** START LISTED ENTRIES **
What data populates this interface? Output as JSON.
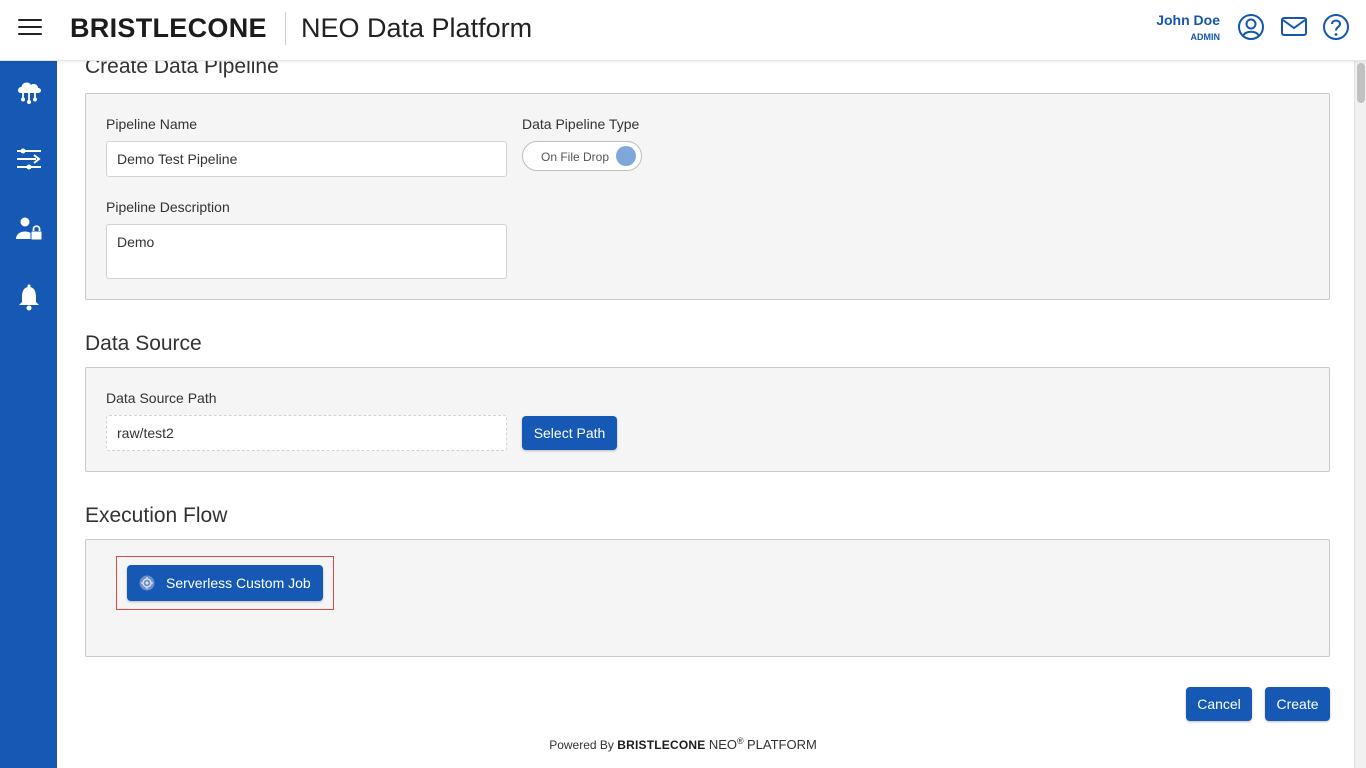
{
  "header": {
    "brand": "BRISTLECONE",
    "app_title": "NEO Data Platform",
    "user_name": "John Doe",
    "user_role": "ADMIN",
    "icons": [
      "user-circle-icon",
      "mail-icon",
      "help-icon"
    ]
  },
  "sidebar": {
    "items": [
      {
        "icon": "cloud-network-icon"
      },
      {
        "icon": "pipeline-flow-icon"
      },
      {
        "icon": "user-lock-icon"
      },
      {
        "icon": "bell-icon"
      }
    ]
  },
  "create_pipeline": {
    "title": "Create Data Pipeline",
    "name_label": "Pipeline Name",
    "name_value": "Demo Test Pipeline",
    "type_label": "Data Pipeline Type",
    "type_toggle_label": "On File Drop",
    "description_label": "Pipeline Description",
    "description_value": "Demo"
  },
  "data_source": {
    "title": "Data Source",
    "path_label": "Data Source Path",
    "path_value": "raw/test2",
    "select_button": "Select Path"
  },
  "execution_flow": {
    "title": "Execution Flow",
    "job_button": "Serverless Custom Job"
  },
  "actions": {
    "cancel": "Cancel",
    "create": "Create"
  },
  "footer": {
    "powered_by": "Powered By",
    "brand": "BRISTLECONE",
    "neo": "NEO",
    "registered": "®",
    "platform": "PLATFORM"
  },
  "colors": {
    "primary": "#1559b5",
    "highlight_border": "#e04848"
  }
}
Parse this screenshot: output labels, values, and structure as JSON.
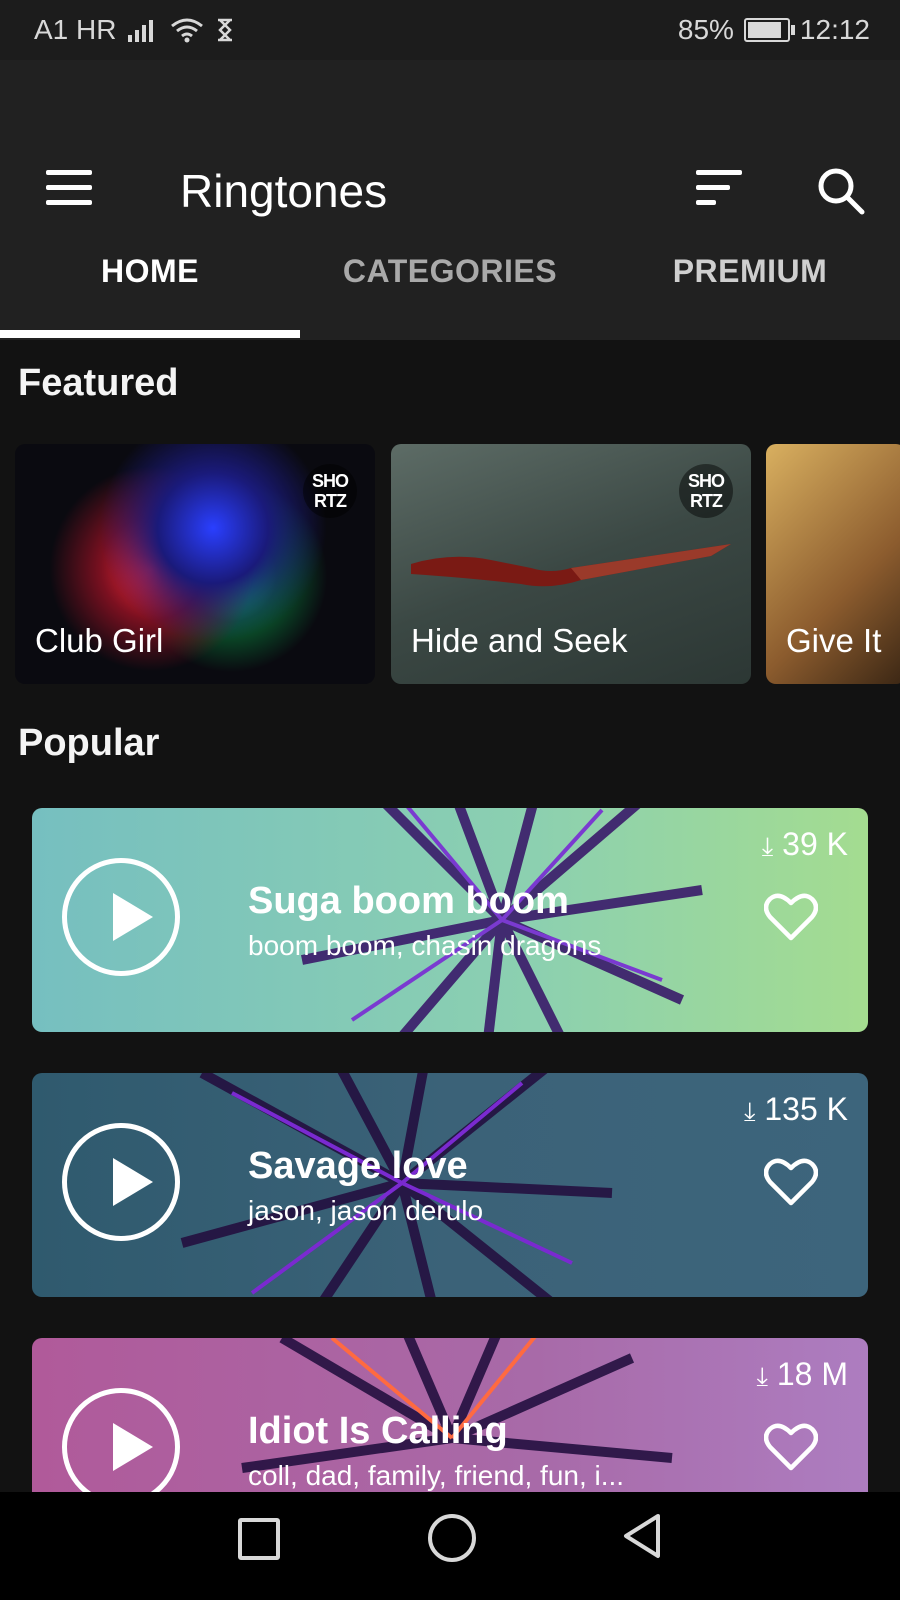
{
  "status_bar": {
    "carrier": "A1 HR",
    "battery": "85%",
    "battery_level": 0.85,
    "time": "12:12",
    "icons": [
      "signal-icon",
      "wifi-icon",
      "hourglass-icon",
      "battery-icon"
    ]
  },
  "app_bar": {
    "title": "Ringtones",
    "icons": [
      "menu-icon",
      "sort-icon",
      "search-icon"
    ]
  },
  "tabs": [
    {
      "label": "HOME",
      "active": true
    },
    {
      "label": "CATEGORIES",
      "active": false
    },
    {
      "label": "PREMIUM",
      "active": false
    }
  ],
  "featured": {
    "title": "Featured",
    "items": [
      {
        "label": "Club Girl",
        "badge": "SHO RTZ"
      },
      {
        "label": "Hide and Seek",
        "badge": "SHO RTZ"
      },
      {
        "label": "Give It"
      }
    ]
  },
  "popular": {
    "title": "Popular",
    "items": [
      {
        "name": "Suga boom boom",
        "tags": "boom boom, chasin dragons",
        "downloads": "39 K",
        "color": "#8cd0b0"
      },
      {
        "name": "Savage love",
        "tags": "jason, jason derulo",
        "downloads": "135 K",
        "color": "#3b6278"
      },
      {
        "name": "Idiot Is Calling",
        "tags": "coll, dad, family, friend, fun, i...",
        "downloads": "18 M",
        "color": "#a86aa8"
      }
    ]
  },
  "nav_bar": {
    "icons": [
      "recents-square-icon",
      "home-circle-icon",
      "back-triangle-icon"
    ]
  }
}
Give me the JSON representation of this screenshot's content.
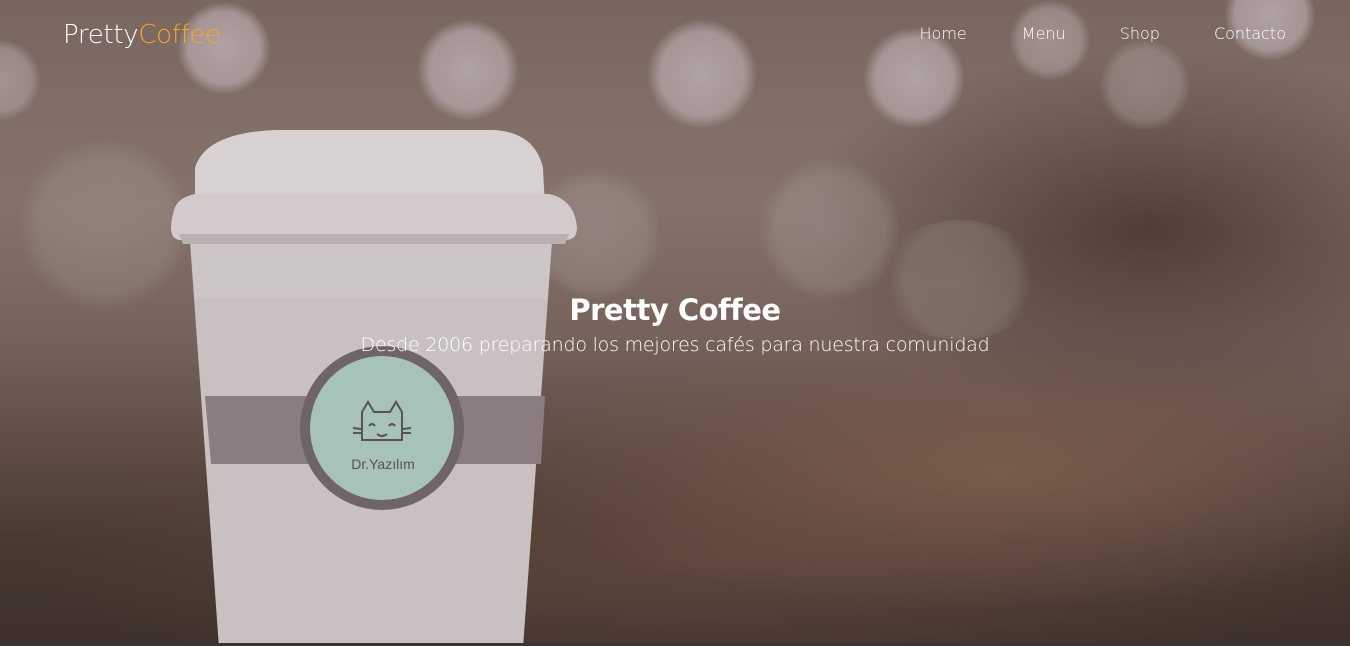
{
  "brand": {
    "part1": "Pretty",
    "part2": "Coffee",
    "accent_color": "#f5a52b"
  },
  "nav": {
    "items": [
      {
        "label": "Home"
      },
      {
        "label": "Menu"
      },
      {
        "label": "Shop"
      },
      {
        "label": "Contacto"
      }
    ]
  },
  "hero": {
    "title": "Pretty Coffee",
    "subtitle": "Desde 2006 preparando los mejores cafés para nuestra comunidad",
    "cup_logo_text": "Dr.Yazılım",
    "cup_logo_icon": "cat-face-icon"
  }
}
** END LISTED ENTRIES **
STATED TASK
List each line of the entries that holds the string "screenshot".

FINISHED TASK
Parse this screenshot: output labels, values, and structure as JSON.
Give me the JSON representation of this screenshot's content.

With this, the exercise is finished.